Parts of the exercise:
1. In the passage below on hearing and the lateral line system, repeat the wording word for word, starting at "Frequent or prolonged" and ending at "a noisy setting.".
2. Condense the paragraph beginning "The lateral line system consists of sensory structures" from the lateral line text below into a short bulleted list that keeps its main facts.
3. Resume the text below on the lateral line system of fish, picking up right after its last sentence.

Given text:
Frequent or prolonged exposure to loud noises can result in damage to the hair cells and membrane, especially in the high-frequency area to the cochlea. The loss of the ability to detect high-frequency sounds affects a person’s ability to hear certain sounds, especially in a noisy setting.
The Lateral Line System
A lateral line system supplements the fish’s sense of hearing. It is performed by a different sensory structure, and provides a sense of “distant touch.” A fish is able to sense objects that reflect pressure waves and low-frequency vibrations and thus can detect prey, for example, and swim in synchrony with the rest of its school. The lateral line system also enables a blind cave fish to sense its environment by monitoring changes in the patterns of water flow past the lateral line receptors. The same system is found in amphibian larvae, but it is lost at metamorphosis and is not present in any terrestrial vertebrate.
The lateral line system consists of sensory structures within a longitudinal canal in the fish’s skin, shown in figure 29.8. Canals extend along each side of the body, and there are several canals in the head. As you can see in the enlarged view, openings lead into the canal, which is lined with sensory structures known as hair cells because they have hairlike processes at their surface. The processes of the hair cells project into a gelatinous membrane called a cupula (Latin, “little cup”). The hair cells are innervated by sensory neurons that transmit impulses to the brain. Vibrations carried through the fish’s environment and down into the canal produce movements of the cupula, which cause the hairs to bend. When the hair cells bend, the associated sensory neurons are stimulated and generate a nerve impulse that is sent to the brain.

Raw data:
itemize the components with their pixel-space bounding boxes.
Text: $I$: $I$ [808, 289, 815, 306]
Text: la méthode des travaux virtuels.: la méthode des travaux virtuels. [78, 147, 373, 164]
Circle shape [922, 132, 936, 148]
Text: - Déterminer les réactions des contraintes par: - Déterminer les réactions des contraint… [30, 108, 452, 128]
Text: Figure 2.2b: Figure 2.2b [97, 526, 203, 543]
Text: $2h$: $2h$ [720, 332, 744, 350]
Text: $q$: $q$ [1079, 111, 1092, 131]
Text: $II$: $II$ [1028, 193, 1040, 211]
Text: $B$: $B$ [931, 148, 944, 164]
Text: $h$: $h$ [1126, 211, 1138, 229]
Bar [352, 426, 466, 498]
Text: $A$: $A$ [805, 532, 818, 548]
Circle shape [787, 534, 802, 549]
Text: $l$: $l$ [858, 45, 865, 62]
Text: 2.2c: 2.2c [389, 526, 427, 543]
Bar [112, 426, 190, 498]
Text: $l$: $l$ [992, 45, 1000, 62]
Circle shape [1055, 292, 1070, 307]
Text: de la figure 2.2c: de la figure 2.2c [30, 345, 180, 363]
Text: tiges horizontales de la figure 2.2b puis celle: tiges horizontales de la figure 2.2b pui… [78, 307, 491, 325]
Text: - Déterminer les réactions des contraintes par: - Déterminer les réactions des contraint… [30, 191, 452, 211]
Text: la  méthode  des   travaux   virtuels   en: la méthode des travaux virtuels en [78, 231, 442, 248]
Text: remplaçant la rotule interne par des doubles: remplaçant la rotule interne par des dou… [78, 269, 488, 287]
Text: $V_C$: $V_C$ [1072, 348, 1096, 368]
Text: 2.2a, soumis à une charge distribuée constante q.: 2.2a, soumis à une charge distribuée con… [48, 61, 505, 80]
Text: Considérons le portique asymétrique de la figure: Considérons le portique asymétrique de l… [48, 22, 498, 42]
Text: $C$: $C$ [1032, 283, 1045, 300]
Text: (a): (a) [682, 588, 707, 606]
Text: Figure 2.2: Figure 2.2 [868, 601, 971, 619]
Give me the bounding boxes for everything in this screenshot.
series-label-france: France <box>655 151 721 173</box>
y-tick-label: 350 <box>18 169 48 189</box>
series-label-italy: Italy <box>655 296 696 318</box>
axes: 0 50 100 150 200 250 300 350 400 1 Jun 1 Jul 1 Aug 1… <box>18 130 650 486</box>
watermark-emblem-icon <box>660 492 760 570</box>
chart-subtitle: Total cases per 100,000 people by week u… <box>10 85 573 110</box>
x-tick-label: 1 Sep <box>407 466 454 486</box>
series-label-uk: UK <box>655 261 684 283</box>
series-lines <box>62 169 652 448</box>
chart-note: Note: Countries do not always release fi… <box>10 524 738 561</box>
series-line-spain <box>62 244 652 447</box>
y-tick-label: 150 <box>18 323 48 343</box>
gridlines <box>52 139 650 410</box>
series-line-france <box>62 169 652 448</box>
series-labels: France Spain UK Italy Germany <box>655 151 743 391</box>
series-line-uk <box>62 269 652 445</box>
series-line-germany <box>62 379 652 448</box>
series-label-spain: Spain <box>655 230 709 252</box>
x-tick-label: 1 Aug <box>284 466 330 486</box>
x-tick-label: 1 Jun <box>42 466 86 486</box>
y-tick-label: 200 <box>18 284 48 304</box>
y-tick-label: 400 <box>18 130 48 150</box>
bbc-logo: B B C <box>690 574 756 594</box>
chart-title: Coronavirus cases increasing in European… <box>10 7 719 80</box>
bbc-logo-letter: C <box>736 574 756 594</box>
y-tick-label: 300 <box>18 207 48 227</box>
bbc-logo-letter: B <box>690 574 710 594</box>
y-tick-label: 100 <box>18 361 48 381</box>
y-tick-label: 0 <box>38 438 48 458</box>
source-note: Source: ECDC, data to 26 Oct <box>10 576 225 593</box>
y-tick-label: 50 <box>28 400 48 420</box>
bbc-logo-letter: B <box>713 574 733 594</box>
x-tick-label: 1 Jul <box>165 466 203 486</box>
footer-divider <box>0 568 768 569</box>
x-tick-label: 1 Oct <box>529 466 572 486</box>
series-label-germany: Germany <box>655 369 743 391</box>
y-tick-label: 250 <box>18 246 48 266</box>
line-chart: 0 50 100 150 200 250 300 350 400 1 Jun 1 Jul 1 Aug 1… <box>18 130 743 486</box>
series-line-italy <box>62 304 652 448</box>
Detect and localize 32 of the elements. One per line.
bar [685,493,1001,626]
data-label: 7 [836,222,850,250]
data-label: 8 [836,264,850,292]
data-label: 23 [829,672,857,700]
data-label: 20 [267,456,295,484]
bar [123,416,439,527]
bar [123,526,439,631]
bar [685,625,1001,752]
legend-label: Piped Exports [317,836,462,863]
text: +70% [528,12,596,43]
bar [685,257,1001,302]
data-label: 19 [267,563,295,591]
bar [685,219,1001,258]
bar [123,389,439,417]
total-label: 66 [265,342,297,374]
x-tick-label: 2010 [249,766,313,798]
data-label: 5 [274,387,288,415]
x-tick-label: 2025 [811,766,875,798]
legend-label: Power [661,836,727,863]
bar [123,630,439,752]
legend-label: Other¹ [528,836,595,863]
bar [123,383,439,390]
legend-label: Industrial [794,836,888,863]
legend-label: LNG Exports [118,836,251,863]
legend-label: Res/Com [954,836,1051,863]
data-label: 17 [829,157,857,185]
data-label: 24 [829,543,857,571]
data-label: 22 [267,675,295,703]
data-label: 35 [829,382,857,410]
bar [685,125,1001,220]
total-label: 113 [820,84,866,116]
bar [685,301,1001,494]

Answers to the exercises:
1.
Frequent or prolonged exposure to loud noises can result in damage to the hair cells and membrane, especially in the high-frequency area to the cochlea. The loss of the ability to detect high-frequency sounds affects a person’s ability to hear certain sounds, especially in a noisy setting.

2.
- The lateral line system consists of sensory structures inside a longitudinal canal in the fish's skin.
- Canals run along each side of the body, and the head has several more.
- Openings lead into the canal, which is lined with hair cells, named for the hairlike processes at their surface.
- These processes project into a gelatinous membrane called a cupula (Latin, "little cup").
- Sensory neurons innervate the hair cells and carry impulses to the brain.
- Vibrations that travel through the water and down into the canal move the cupula and bend the hairs.
- Bending stimulates the associated sensory neurons, which send a nerve impulse to the brain.

3.
Figure 29.8. The lateral line system.
This system consists of canals running the length of the fish's body beneath the surface of the skin. Within these canals are sensory structures containing hair cells with cilia that project into a gelatinous cupula. Pressure waves traveling through the water in the canals deflect the cilia and depolarize the sensory neurons associated with the hair cells.
A few groups of mammals that live and obtain their food in dark environments have circumvented the limitations of darkness. A bat flying in a completely dark room easily avoids objects that are placed in its path—even a wire less than a millimeter in diameter. Shrews use a similar form of “lightless vision” beneath the ground, as do whales and dolphins beneath the sea. All of these mammals perceive distance by means of sonar. They emit sounds and then determine the time it takes these sounds to reach an object and return to the animal. This process is called echolocation. The bat in figure 29.9, for example, produces clicks that last 2 to 3 milliseconds and are repeated several hundred times per second. The three-dimensional imaging achieved with such an auditory sonar system can be quite sophisticated, and will help this bat find the moth.
Figure 29.9. Using ultrasound to locate a moth.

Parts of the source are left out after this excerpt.